WHAT YOU WILL DO:
From the listing below, pick out each line with the word "données".

━━━━

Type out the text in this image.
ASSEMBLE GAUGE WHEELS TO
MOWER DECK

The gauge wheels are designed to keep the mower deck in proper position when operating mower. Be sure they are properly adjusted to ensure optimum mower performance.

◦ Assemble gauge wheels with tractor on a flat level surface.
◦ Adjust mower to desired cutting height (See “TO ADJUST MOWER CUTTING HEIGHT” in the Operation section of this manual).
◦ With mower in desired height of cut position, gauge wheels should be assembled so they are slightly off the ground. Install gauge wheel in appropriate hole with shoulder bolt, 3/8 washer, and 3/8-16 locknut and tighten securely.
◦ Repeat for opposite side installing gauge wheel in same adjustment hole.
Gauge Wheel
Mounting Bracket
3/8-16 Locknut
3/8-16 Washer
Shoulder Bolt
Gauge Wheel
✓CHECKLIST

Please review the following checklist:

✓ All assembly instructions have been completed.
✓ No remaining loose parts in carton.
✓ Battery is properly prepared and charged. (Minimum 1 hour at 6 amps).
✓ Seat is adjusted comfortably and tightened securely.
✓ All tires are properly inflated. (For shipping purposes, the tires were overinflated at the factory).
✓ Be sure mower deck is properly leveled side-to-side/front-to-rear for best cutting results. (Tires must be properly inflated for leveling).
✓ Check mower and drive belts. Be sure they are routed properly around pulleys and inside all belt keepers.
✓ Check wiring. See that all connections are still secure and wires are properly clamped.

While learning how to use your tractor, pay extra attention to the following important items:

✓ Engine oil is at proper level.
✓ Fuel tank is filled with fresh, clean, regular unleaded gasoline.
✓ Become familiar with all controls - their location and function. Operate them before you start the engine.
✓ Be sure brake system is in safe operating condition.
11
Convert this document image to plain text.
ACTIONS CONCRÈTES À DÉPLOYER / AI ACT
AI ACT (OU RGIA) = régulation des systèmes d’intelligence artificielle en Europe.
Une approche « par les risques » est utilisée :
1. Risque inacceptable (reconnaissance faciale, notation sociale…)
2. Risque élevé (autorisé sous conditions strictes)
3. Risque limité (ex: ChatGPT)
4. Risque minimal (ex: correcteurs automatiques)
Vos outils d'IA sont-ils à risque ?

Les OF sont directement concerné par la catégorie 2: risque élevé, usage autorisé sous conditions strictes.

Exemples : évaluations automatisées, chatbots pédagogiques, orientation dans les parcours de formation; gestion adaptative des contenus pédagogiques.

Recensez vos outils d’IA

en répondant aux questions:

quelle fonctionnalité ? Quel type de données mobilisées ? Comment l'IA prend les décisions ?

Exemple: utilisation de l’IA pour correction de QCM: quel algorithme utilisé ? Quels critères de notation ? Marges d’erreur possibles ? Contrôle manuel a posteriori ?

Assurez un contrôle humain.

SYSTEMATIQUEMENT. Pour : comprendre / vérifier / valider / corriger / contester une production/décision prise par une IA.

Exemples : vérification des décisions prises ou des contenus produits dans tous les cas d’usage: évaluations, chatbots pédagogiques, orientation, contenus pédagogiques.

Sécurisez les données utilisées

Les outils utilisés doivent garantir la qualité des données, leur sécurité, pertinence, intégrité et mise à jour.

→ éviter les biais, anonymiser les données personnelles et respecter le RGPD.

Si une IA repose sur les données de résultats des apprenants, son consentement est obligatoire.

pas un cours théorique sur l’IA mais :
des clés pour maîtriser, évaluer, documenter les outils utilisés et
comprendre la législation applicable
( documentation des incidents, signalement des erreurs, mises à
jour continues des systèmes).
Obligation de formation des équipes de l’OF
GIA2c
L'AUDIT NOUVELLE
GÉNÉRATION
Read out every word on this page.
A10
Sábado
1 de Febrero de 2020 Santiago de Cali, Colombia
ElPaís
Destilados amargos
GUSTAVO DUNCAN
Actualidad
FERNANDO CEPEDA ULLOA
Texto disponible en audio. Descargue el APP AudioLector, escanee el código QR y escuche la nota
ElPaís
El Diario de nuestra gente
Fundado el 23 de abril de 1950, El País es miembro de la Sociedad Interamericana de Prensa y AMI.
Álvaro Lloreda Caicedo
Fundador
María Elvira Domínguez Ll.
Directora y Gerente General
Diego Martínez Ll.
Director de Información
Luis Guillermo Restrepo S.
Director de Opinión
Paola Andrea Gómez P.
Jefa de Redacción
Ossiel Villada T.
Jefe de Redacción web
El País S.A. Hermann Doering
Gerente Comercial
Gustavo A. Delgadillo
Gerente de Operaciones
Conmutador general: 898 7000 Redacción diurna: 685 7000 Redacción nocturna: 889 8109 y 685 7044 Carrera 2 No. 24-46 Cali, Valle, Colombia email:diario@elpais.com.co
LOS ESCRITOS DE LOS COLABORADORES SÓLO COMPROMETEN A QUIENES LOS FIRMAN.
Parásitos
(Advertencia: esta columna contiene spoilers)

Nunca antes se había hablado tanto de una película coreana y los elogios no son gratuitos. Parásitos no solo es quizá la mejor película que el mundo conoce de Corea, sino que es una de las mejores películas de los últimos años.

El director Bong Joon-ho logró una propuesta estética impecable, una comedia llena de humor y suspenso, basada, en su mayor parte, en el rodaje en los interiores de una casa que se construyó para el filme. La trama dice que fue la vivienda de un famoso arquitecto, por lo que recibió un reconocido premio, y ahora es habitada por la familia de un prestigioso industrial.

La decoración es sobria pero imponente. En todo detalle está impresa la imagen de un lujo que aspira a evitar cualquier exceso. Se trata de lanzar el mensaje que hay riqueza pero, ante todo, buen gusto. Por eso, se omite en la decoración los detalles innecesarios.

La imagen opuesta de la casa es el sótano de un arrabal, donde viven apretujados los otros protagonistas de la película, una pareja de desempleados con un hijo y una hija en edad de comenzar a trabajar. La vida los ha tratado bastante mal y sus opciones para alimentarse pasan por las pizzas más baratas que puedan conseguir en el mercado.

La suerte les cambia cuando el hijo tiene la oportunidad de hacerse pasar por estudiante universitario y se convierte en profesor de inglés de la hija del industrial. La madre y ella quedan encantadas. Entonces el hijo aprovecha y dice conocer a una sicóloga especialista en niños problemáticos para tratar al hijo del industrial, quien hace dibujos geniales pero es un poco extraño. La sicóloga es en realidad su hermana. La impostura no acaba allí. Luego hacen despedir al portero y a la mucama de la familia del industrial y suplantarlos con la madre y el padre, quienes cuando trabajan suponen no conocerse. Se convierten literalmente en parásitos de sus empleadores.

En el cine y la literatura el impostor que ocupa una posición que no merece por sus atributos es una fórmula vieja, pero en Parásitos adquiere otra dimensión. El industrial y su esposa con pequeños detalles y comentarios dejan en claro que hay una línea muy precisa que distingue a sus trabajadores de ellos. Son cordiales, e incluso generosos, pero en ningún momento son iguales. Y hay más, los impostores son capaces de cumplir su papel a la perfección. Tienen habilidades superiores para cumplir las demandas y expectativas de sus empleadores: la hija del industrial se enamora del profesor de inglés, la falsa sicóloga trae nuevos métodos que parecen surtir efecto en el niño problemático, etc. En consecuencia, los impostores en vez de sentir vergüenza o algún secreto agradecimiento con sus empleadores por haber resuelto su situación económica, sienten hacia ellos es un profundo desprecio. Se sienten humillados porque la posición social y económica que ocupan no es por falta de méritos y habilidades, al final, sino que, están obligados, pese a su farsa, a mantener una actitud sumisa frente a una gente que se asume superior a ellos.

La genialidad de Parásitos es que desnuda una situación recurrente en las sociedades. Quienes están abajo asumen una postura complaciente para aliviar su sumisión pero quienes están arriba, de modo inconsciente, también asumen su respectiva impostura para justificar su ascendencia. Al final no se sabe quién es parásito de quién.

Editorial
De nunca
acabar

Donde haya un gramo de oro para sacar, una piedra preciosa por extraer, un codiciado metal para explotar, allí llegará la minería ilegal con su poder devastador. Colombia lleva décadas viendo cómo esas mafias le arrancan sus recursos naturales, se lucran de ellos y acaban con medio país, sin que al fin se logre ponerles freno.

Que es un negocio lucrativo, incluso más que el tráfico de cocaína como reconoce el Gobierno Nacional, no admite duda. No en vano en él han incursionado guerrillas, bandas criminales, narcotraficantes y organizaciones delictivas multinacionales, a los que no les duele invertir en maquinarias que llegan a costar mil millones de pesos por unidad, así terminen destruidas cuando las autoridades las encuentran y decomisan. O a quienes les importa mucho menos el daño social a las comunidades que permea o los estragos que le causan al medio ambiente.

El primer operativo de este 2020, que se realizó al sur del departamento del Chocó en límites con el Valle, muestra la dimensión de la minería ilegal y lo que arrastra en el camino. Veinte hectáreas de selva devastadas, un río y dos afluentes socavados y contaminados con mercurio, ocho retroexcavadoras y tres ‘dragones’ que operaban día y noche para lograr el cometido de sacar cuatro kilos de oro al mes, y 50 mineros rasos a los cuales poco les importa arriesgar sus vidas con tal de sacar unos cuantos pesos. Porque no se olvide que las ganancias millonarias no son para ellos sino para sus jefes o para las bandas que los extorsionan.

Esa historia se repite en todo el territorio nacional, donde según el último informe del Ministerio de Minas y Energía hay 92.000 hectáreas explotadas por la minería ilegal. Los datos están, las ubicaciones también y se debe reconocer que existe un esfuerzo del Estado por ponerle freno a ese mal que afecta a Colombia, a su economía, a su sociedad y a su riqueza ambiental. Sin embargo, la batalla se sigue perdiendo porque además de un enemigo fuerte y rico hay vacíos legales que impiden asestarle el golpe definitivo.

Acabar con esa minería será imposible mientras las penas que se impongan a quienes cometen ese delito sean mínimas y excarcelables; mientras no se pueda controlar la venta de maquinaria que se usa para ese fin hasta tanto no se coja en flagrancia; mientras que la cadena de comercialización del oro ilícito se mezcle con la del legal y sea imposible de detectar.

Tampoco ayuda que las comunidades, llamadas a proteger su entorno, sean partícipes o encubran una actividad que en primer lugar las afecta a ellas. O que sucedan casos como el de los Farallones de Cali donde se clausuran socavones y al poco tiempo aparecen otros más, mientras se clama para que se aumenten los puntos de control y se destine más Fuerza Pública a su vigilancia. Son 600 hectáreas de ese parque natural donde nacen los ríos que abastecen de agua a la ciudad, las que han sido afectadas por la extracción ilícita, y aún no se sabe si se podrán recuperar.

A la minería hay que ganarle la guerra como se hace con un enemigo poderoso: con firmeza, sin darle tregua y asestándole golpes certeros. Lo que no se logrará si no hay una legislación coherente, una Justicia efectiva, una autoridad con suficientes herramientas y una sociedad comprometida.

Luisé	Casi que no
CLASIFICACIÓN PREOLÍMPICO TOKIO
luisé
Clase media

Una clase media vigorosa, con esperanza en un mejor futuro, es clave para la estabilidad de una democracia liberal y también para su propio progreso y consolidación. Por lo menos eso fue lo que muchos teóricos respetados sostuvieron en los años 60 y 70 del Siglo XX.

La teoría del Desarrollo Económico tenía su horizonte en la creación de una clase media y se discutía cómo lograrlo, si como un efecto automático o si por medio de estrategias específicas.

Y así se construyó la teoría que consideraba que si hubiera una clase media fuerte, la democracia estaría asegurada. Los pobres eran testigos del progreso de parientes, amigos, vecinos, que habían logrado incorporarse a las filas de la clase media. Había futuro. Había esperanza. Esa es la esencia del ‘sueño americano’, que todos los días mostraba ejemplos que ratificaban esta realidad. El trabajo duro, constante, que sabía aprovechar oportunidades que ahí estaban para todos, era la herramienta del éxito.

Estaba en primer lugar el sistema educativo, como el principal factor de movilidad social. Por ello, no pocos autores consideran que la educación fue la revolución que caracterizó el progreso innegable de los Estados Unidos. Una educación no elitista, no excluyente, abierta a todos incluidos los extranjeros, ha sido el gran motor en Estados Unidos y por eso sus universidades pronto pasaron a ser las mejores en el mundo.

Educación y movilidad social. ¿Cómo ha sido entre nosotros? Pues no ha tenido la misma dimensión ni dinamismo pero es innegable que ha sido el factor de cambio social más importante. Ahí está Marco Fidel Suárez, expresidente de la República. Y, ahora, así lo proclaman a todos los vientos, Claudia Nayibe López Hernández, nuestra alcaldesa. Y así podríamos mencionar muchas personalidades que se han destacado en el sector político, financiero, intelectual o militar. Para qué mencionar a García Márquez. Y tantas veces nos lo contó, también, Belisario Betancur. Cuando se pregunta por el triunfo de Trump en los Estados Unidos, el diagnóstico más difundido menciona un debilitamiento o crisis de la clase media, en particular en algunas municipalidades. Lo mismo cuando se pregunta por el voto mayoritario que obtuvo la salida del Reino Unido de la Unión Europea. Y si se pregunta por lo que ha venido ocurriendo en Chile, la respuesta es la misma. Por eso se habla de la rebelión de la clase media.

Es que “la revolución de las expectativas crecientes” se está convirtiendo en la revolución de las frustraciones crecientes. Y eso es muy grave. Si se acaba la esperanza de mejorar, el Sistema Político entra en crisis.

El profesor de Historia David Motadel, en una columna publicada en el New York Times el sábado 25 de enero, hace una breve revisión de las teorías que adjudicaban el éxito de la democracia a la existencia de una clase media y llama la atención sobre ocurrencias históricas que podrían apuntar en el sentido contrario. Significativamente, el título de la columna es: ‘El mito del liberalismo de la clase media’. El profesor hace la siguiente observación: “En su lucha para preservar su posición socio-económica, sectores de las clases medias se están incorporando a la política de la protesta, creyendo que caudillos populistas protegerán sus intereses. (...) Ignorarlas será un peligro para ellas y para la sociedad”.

━━━━

EXERCISE ANSWER:
quelle fonctionnalité ? Quel type de données mobilisées ? Comment l'IA prend les décisions ?
Sécurisez les données utilisées
Les outils utilisés doivent garantir la qualité des données, leur sécurité, pertinence, intégrité et mise à jour.
→ éviter les biais, anonymiser les données personnelles et respecter le RGPD.
Si une IA repose sur les données de résultats des apprenants, son consentement est obligatoire.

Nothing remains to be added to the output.